TASK STATEMENT: Copy every line in the records below that contains the word "this".

# # # # # # #

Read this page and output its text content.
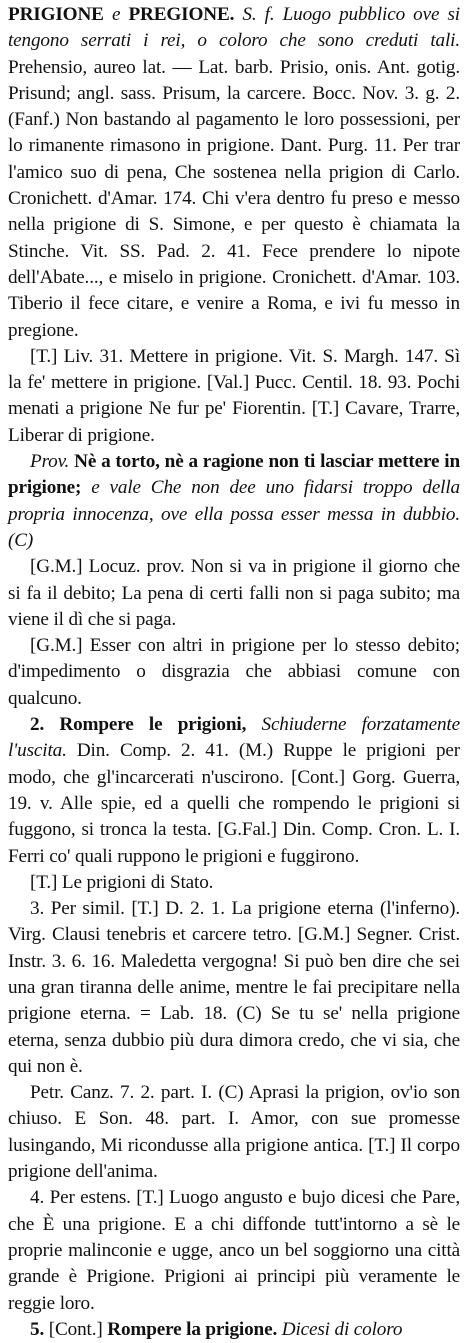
PRIGIONE e PREGIONE. S. f. Luogo pubblico ove si tengono serrati i rei, o coloro che sono creduti tali. Prehensio, aureo lat. — Lat. barb. Prisio, onis. Ant. gotig. Prisund; angl. sass. Prisum, la carcere. Bocc. Nov. 3. g. 2. (Fanf.) Non bastando al pagamento le loro possessioni, per lo rimanente rimasono in prigione. Dant. Purg. 11. Per trar l'amico suo di pena, Che sostenea nella prigion di Carlo. Cronichett. d'Amar. 174. Chi v'era dentro fu preso e messo nella prigione di S. Simone, e per questo è chiamata la Stinche. Vit. SS. Pad. 2. 41. Fece prendere lo nipote dell'Abate..., e miselo in prigione. Cronichett. d'Amar. 103. Tiberio il fece citare, e venire a Roma, e ivi fu messo in pregione.

[T.] Liv. 31. Mettere in prigione. Vit. S. Margh. 147. Sì la fe' mettere in prigione. [Val.] Pucc. Centil. 18. 93. Pochi menati a prigione Ne fur pe' Fiorentin. [T.] Cavare, Trarre, Liberar di prigione.

Prov. Nè a torto, nè a ragione non ti lasciar mettere in prigione; e vale Che non dee uno fidarsi troppo della propria innocenza, ove ella possa esser messa in dubbio. (C)

[G.M.] Locuz. prov. Non si va in prigione il giorno che si fa il debito; La pena di certi falli non si paga subito; ma viene il dì che si paga.

[G.M.] Esser con altri in prigione per lo stesso debito; d'impedimento o disgrazia che abbiasi comune con qualcuno.

2. Rompere le prigioni, Schiuderne forzatamente l'uscita. Din. Comp. 2. 41. (M.) Ruppe le prigioni per modo, che gl'incarcerati n'uscirono. [Cont.] Gorg. Guerra, 19. v. Alle spie, ed a quelli che rompendo le prigioni si fuggono, si tronca la testa. [G.Fal.] Din. Comp. Cron. L. I. Ferri co' quali ruppono le prigioni e fuggirono.

[T.] Le prigioni di Stato.

3. Per simil. [T.] D. 2. 1. La prigione eterna (l'inferno). Virg. Clausi tenebris et carcere tetro. [G.M.] Segner. Crist. Instr. 3. 6. 16. Maledetta vergogna! Si può ben dire che sei una gran tiranna delle anime, mentre le fai precipitare nella prigione eterna. = Lab. 18. (C) Se tu se' nella prigione eterna, senza dubbio più dura dimora credo, che vi sia, che qui non è.

Petr. Canz. 7. 2. part. I. (C) Aprasi la prigion, ov'io son chiuso. E Son. 48. part. I. Amor, con sue promesse lusingando, Mi ricondusse alla prigione antica. [T.] Il corpo prigione dell'anima.

4. Per estens. [T.] Luogo angusto e bujo dicesi che Pare, che È una prigione. E a chi diffonde tutt'intorno a sè le proprie malinconie e ugge, anco un bel soggiorno una città grande è Prigione. Prigioni ai principi più veramente le reggie loro.

5. [Cont.] Rompere la prigione. Dicesi di coloro
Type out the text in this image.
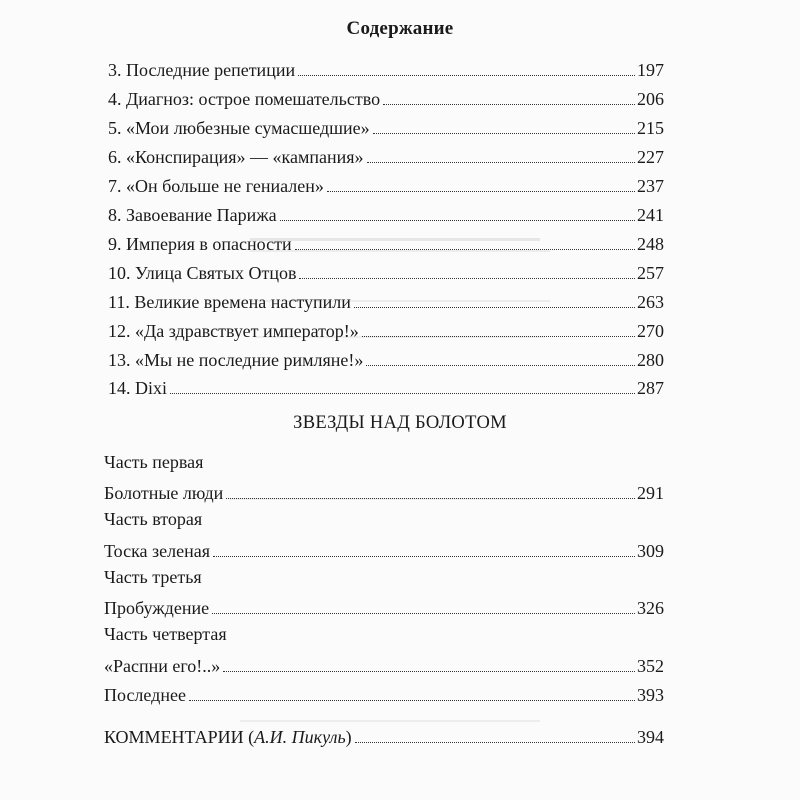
Содержание
3. Последние репетиции	197
4. Диагноз: острое помешательство	206
5. «Мои любезные сумасшедшие»	215
6. «Конспирация» — «кампания»	227
7. «Он больше не гениален»	237
8. Завоевание Парижа	241
9. Империя в опасности	248
10. Улица Святых Отцов	257
11. Великие времена наступили	263
12. «Да здравствует император!»	270
13. «Мы не последние римляне!»	280
14. Dixi	287
ЗВЕЗДЫ НАД БОЛОТОМ
Часть первая
Болотные люди	291
Часть вторая
Тоска зеленая	309
Часть третья
Пробуждение	326
Часть четвертая
«Распни его!..»	352
Последнее	393
КОММЕНТАРИИ (А.И. Пикуль)	394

# # # # # # #

FINAL RESULT:
Read this page and output its text content.
Type out the text in this image.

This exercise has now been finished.